Objectives:
A: From the Solidary Force article, extract the passage that runs from "Solidary Force was" up to and including "the general election.".
B: Condense the paragraph of the Solidary Force article that begins "The party attempted to register" into a shorter version that keeps its main facts.

Source extract:
——————
- Abbreviation: FS
- Leader: Rigoberto Soto
- Founded: 2019
- Split from: Nationalist Republican Alliance Grand Alliance for National Unity
- Political position: Right-wing
- Colors: Yellow
- Seats in the Legislative Assembly: 0 / 60
- Municipalities: 1 / 44
- Seats in PARLACEN: 0 / 20

Party flag

= Solidary Force =

Solidary Force (Fuerza Solidaria) is a Salvadoran political party which was formed by former members of the Nationalist Republican Alliance (ARENA) and the Grand Alliance for National Unity (GANA). The party's leader is Rigoberto Soto.

== History ==

Solidary Force was formed by former members of the Nationalist Republican Alliance (ARENA) and the Grand Alliance for National Unity (GANA) in 2019.

The party attempted to register with the Supreme Electoral Court to participate in the 2024 presidential election, but the court stated that the party failed to register in time for the 5 March 2023 deadline. Regardless, the party announced it will hold its primary elections on 2 July 2023, but ultimately delayed them for 16 July. On 24 July 2023, the party announced that José Javier Renderos Vásquez, an obstetrician, would be its presidential candidate and that Rafael Montalvo, an agriculturist, would be its vice presidential candidate for the general election.
——————
Supplied data:
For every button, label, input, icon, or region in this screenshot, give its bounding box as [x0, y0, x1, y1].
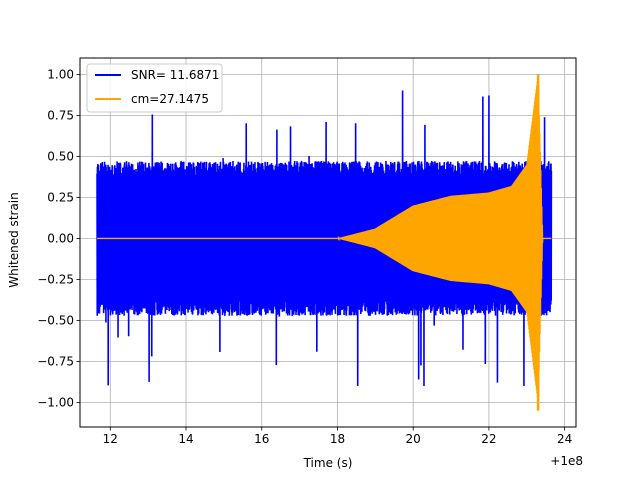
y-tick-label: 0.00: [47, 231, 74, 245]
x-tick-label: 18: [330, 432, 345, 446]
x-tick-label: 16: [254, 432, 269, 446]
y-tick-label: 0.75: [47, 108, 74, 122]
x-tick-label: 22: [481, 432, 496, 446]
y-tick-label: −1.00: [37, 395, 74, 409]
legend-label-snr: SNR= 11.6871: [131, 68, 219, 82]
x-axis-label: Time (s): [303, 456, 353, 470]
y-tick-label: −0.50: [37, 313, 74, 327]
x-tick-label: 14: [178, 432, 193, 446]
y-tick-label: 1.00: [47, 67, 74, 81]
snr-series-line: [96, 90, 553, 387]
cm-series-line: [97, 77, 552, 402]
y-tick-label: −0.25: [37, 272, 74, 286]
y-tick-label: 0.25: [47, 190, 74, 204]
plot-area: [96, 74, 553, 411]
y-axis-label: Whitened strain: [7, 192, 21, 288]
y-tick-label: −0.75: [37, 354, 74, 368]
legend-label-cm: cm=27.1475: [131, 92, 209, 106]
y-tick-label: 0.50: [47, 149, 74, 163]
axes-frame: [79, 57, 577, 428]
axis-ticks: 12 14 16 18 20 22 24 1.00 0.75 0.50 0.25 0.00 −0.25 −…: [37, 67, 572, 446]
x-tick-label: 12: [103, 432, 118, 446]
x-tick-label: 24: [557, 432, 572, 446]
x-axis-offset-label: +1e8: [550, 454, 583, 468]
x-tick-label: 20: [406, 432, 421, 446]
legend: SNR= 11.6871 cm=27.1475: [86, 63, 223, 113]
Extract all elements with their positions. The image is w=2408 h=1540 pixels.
——————
Task results:
A:
Solidary Force was formed by former members of the Nationalist Republican Alliance (ARENA) and the Grand Alliance for National Unity (GANA) in 2019.

The party attempted to register with the Supreme Electoral Court to participate in the 2024 presidential election, but the court stated that the party failed to register in time for the 5 March 2023 deadline. Regardless, the party announced it will hold its primary elections on 2 July 2023, but ultimately delayed them for 16 July. On 24 July 2023, the party announced that José Javier Renderos Vásquez, an obstetrician, would be its presidential candidate and that Rafael Montalvo, an agriculturist, would be its vice presidential candidate for the general election.

B: The Supreme Electoral Court said the party missed the 5 March 2023 deadline to register for the 2024 presidential election. The party still announced primary elections for 2 July 2023, then delayed them to 16 July. On 24 July 2023, it named obstetrician José Javier Renderos Vásquez as its presidential candidate and agriculturist Rafael Montalvo as its vice presidential candidate.